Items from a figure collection
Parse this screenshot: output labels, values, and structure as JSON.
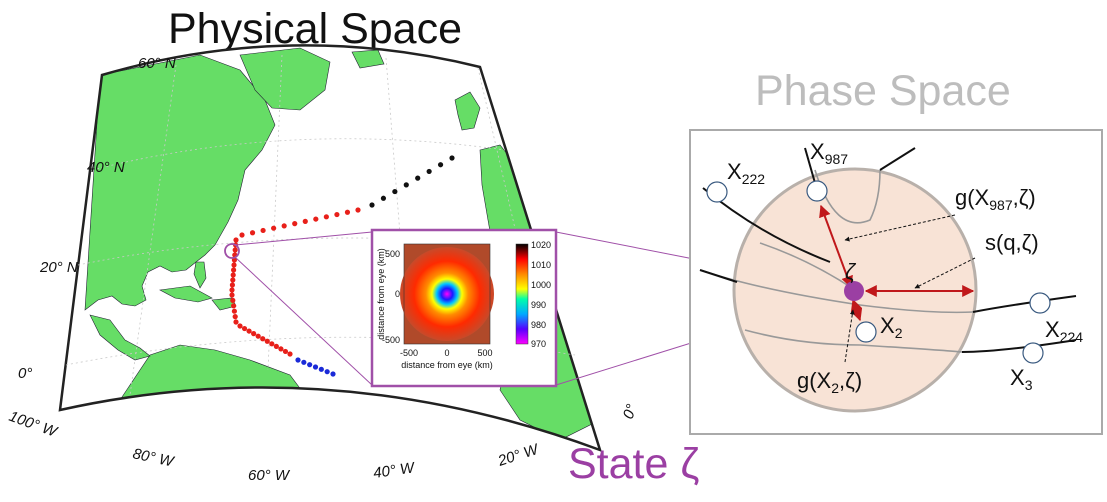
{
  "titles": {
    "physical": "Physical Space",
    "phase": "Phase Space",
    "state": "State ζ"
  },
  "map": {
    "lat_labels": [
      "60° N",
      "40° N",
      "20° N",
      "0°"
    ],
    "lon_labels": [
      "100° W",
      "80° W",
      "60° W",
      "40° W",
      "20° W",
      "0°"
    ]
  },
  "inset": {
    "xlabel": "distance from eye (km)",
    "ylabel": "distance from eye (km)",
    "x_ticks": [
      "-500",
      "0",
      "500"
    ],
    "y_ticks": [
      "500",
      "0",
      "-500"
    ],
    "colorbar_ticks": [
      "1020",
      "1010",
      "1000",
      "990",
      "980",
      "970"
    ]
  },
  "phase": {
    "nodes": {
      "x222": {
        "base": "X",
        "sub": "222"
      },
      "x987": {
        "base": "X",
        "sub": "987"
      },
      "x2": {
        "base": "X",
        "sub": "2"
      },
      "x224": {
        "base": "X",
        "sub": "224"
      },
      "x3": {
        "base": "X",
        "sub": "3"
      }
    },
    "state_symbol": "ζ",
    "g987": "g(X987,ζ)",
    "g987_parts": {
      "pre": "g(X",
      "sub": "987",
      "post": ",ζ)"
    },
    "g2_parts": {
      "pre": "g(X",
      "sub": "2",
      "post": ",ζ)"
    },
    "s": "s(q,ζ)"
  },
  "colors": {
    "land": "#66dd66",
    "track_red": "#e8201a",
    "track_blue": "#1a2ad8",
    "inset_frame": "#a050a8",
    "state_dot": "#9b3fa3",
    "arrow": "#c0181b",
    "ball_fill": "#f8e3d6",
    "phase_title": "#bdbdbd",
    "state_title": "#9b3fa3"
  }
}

Exercise aim
Reproduce every record above exactly, but leave out the pictures.

Task output
Parse this screenshot: output labels, values, and structure as JSON.
{
  "titles": {
    "physical": "Physical Space",
    "phase": "Phase Space",
    "state": "State ζ"
  },
  "map": {
    "lat_labels": [
      "60° N",
      "40° N",
      "20° N",
      "0°"
    ],
    "lon_labels": [
      "100° W",
      "80° W",
      "60° W",
      "40° W",
      "20° W",
      "0°"
    ]
  },
  "inset": {
    "xlabel": "distance from eye (km)",
    "ylabel": "distance from eye (km)",
    "x_ticks": [
      "-500",
      "0",
      "500"
    ],
    "y_ticks": [
      "500",
      "0",
      "-500"
    ],
    "colorbar_ticks": [
      "1020",
      "1010",
      "1000",
      "990",
      "980",
      "970"
    ]
  },
  "phase": {
    "nodes": {
      "x222": {
        "base": "X",
        "sub": "222"
      },
      "x987": {
        "base": "X",
        "sub": "987"
      },
      "x2": {
        "base": "X",
        "sub": "2"
      },
      "x224": {
        "base": "X",
        "sub": "224"
      },
      "x3": {
        "base": "X",
        "sub": "3"
      }
    },
    "state_symbol": "ζ",
    "g987": "g(X987,ζ)",
    "g987_parts": {
      "pre": "g(X",
      "sub": "987",
      "post": ",ζ)"
    },
    "g2_parts": {
      "pre": "g(X",
      "sub": "2",
      "post": ",ζ)"
    },
    "s": "s(q,ζ)"
  },
  "colors": {
    "land": "#66dd66",
    "track_red": "#e8201a",
    "track_blue": "#1a2ad8",
    "inset_frame": "#a050a8",
    "state_dot": "#9b3fa3",
    "arrow": "#c0181b",
    "ball_fill": "#f8e3d6",
    "phase_title": "#bdbdbd",
    "state_title": "#9b3fa3"
  }
}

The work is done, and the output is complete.